» Your task
Every line that contains the word "separate" should be copied out.

BEGIN Data

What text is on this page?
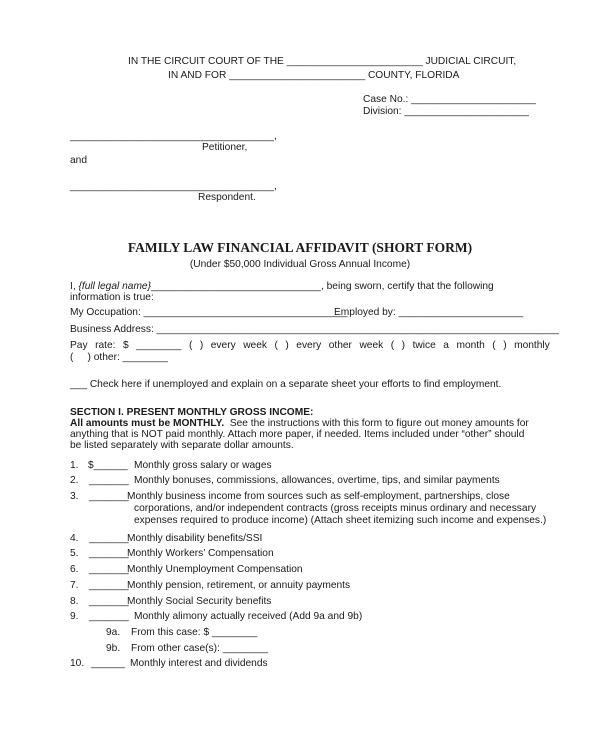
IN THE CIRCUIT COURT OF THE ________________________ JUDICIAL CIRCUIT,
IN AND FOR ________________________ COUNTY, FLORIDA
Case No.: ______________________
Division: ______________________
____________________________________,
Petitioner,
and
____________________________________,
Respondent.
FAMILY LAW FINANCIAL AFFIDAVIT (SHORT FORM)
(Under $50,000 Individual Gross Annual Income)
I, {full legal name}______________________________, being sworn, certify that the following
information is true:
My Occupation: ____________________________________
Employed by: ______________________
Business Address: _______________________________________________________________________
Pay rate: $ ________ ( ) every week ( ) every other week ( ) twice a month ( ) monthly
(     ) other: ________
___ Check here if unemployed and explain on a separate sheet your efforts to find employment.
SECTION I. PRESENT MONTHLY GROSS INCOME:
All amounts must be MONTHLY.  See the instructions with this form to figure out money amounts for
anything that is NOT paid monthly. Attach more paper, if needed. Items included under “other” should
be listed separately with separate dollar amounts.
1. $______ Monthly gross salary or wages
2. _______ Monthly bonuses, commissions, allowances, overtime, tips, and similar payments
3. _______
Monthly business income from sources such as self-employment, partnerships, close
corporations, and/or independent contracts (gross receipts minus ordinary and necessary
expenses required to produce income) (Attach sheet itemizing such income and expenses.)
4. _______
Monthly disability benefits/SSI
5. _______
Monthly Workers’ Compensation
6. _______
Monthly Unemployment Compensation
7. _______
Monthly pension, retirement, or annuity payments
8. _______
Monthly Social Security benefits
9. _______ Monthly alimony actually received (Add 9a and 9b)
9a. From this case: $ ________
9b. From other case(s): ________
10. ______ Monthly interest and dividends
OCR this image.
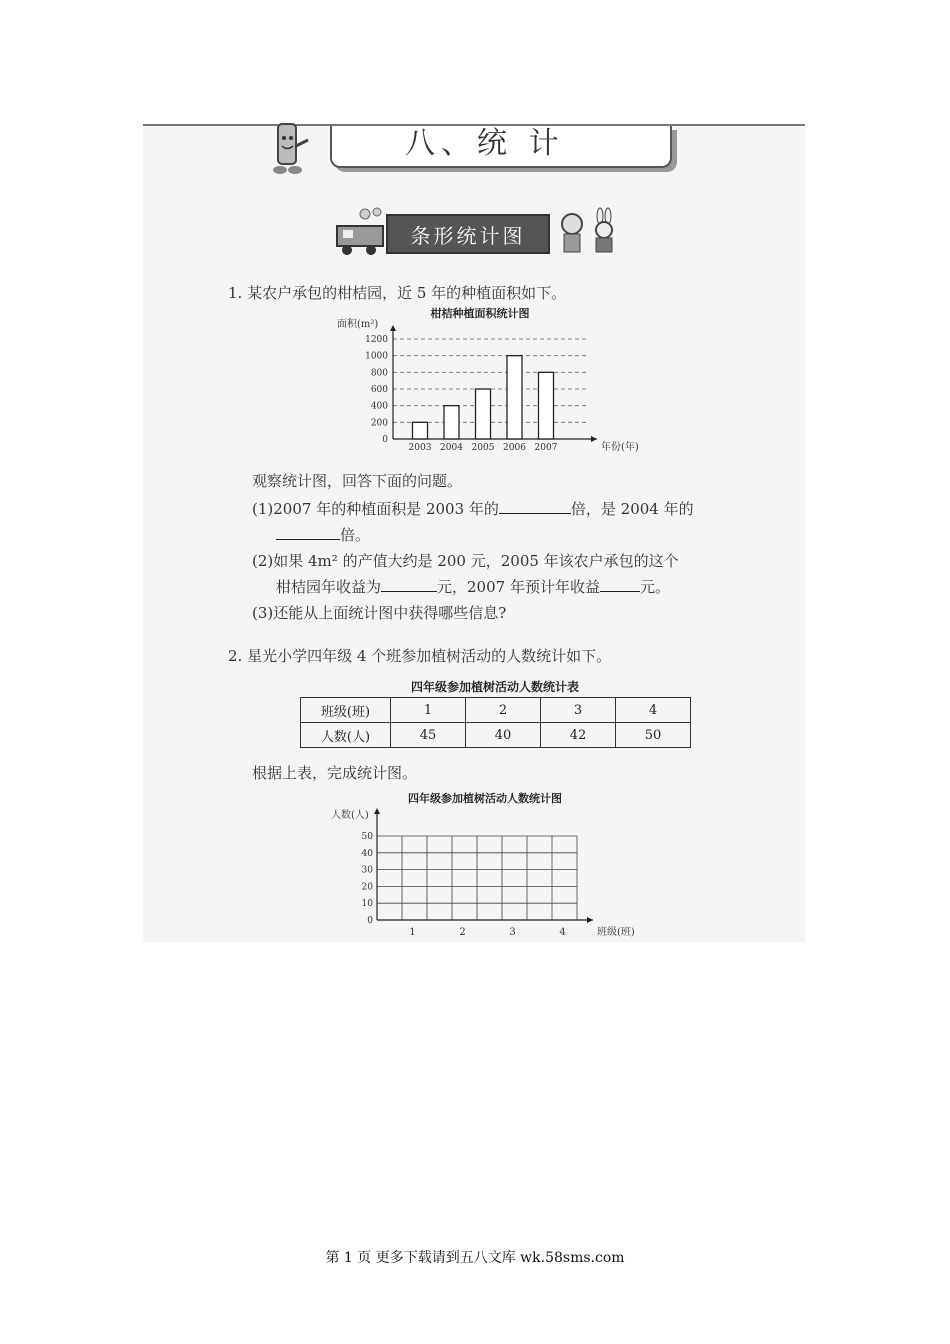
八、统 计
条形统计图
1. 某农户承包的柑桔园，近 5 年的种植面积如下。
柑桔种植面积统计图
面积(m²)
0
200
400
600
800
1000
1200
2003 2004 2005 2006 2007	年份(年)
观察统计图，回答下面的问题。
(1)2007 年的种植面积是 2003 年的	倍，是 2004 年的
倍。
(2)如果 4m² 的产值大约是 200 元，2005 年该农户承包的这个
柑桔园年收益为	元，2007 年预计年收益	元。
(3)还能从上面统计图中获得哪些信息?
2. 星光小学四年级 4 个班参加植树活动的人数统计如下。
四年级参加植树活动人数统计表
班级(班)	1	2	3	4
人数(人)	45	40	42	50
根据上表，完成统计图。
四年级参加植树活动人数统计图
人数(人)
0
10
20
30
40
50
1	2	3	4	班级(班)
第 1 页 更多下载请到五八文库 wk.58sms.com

END Data
BEGIN Data

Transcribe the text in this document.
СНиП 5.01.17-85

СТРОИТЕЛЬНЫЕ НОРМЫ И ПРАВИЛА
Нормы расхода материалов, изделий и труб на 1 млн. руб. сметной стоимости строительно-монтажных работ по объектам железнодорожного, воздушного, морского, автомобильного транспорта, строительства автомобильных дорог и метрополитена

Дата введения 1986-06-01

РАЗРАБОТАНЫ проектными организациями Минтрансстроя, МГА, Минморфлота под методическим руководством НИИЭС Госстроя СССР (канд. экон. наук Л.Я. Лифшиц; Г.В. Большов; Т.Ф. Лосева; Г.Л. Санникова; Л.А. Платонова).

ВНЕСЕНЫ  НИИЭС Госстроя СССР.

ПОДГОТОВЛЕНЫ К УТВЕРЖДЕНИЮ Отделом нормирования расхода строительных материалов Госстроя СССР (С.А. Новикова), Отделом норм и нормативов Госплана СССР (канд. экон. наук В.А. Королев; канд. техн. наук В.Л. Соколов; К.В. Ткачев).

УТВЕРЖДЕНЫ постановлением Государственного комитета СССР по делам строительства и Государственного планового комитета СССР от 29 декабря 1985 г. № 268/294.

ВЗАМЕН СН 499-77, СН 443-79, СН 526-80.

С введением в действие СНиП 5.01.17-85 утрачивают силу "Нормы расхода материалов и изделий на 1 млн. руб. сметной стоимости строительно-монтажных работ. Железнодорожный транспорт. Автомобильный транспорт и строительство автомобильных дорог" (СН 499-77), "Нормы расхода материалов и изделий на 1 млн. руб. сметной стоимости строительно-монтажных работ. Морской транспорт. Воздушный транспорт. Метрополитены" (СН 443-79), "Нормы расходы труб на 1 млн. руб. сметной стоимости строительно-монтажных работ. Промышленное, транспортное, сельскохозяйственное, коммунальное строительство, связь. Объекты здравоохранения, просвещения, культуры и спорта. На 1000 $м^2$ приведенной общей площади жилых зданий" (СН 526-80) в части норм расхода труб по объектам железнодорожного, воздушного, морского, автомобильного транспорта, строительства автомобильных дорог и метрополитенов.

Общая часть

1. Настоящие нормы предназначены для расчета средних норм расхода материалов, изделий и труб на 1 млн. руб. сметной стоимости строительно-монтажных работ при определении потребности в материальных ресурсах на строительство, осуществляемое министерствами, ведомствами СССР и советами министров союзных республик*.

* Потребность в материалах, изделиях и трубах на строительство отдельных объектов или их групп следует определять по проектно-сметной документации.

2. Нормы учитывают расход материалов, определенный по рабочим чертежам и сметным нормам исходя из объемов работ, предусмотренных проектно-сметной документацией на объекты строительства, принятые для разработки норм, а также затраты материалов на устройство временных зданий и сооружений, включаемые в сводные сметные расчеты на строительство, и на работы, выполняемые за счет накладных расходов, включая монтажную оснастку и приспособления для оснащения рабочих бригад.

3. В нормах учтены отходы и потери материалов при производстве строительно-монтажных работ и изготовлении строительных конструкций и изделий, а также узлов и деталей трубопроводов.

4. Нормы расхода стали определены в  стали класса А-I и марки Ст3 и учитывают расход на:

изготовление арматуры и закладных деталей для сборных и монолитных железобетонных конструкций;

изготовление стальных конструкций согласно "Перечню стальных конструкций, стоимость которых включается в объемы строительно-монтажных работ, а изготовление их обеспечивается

END Data
BEGIN Data

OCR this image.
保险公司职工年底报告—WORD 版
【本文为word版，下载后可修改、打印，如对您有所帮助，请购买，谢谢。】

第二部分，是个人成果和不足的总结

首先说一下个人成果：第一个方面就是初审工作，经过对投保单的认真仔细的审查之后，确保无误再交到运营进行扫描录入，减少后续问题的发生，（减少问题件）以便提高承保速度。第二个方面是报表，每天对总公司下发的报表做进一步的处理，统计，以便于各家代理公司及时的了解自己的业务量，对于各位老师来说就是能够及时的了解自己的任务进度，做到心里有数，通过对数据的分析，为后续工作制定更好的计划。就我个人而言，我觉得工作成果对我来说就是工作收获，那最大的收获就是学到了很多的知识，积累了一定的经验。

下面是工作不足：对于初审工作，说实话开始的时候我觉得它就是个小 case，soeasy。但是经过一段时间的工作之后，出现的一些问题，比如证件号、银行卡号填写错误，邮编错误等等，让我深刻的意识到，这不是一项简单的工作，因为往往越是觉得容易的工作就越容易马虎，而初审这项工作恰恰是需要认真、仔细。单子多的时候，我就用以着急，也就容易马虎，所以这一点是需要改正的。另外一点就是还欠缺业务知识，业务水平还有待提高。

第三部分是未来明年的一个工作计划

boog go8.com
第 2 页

END Data

» Solution
___ Check here if unemployed and explain on a separate sheet your efforts to find employment.
be listed separately with separate dollar amounts.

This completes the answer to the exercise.